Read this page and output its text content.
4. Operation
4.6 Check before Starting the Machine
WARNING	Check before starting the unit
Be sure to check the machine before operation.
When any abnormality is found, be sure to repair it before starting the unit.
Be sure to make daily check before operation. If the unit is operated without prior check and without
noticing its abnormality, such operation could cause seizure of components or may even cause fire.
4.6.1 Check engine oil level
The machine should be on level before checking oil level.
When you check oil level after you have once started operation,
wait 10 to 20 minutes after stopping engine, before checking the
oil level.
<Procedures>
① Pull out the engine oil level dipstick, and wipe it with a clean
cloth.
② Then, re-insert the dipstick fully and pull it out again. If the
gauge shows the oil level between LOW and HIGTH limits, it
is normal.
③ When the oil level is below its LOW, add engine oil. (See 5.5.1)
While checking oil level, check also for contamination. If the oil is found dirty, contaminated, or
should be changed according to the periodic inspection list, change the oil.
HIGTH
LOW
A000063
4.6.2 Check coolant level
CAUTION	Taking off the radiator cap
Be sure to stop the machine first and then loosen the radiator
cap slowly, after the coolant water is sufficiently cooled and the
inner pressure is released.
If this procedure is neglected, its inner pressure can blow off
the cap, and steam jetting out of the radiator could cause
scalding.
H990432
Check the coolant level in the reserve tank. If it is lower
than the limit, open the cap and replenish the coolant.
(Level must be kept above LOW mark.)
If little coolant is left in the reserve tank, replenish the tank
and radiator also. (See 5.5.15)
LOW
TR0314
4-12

--

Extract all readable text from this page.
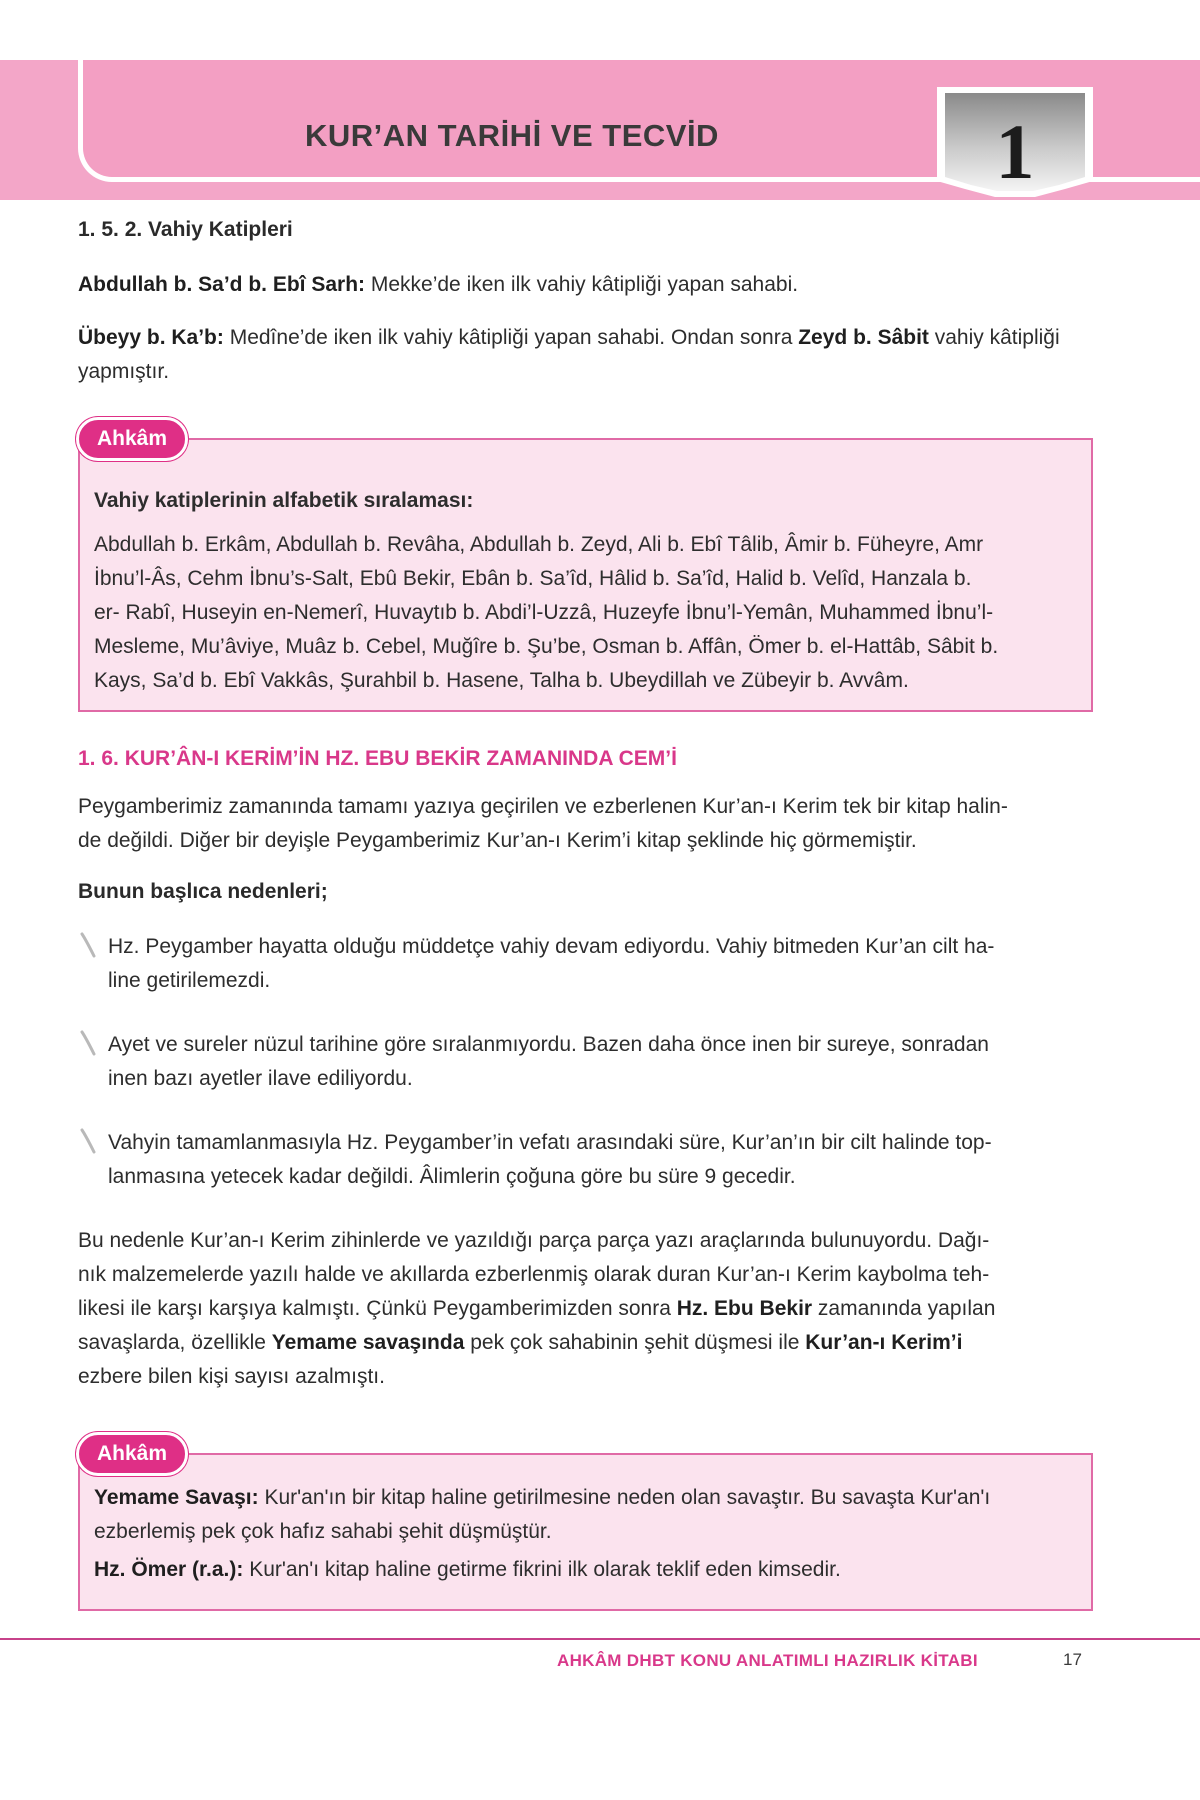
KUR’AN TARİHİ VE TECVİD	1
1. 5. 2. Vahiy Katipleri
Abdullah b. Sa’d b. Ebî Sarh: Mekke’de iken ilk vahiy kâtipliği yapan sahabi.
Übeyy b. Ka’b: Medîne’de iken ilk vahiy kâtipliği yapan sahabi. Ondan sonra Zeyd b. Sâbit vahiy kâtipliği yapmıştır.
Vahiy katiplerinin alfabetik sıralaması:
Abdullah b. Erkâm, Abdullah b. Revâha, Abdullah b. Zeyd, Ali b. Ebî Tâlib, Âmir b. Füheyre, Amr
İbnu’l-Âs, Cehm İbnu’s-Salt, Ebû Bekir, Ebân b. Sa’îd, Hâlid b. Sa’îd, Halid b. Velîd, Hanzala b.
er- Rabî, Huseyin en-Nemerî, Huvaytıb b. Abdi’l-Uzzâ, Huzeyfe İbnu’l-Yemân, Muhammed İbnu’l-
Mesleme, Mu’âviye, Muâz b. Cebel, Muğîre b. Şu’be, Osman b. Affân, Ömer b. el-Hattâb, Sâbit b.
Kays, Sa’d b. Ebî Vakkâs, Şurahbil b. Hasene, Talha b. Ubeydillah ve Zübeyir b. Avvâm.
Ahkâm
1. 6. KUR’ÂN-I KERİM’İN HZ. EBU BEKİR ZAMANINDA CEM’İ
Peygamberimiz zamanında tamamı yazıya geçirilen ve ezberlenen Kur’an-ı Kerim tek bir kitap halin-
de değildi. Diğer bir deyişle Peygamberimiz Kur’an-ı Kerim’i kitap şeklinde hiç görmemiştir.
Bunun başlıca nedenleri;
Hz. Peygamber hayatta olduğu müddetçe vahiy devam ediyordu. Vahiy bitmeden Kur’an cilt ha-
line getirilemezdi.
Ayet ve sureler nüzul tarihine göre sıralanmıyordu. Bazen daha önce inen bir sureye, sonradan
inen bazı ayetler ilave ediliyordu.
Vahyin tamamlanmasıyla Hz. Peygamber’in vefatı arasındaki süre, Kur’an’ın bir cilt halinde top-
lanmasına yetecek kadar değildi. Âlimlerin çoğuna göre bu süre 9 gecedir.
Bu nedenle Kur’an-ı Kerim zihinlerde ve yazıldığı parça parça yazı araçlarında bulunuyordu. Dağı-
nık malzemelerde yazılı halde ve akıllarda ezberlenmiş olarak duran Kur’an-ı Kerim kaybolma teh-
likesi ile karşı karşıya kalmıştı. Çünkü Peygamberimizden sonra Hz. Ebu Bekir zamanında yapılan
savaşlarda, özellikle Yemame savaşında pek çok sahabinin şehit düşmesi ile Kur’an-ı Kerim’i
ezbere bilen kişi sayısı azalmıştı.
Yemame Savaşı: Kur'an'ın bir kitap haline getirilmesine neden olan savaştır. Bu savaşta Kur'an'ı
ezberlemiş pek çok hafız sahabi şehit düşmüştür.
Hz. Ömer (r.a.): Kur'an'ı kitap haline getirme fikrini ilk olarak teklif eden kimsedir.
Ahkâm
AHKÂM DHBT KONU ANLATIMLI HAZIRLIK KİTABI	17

YOUR GOAL -
Select from the material above each line in which the string "Bekir" appears, and list those lines.

RESPONSE TO THE TASK -
İbnu’l-Âs, Cehm İbnu’s-Salt, Ebû Bekir, Ebân b. Sa’îd, Hâlid b. Sa’îd, Halid b. Velîd, Hanzala b.
likesi ile karşı karşıya kalmıştı. Çünkü Peygamberimizden sonra Hz. Ebu Bekir zamanında yapılan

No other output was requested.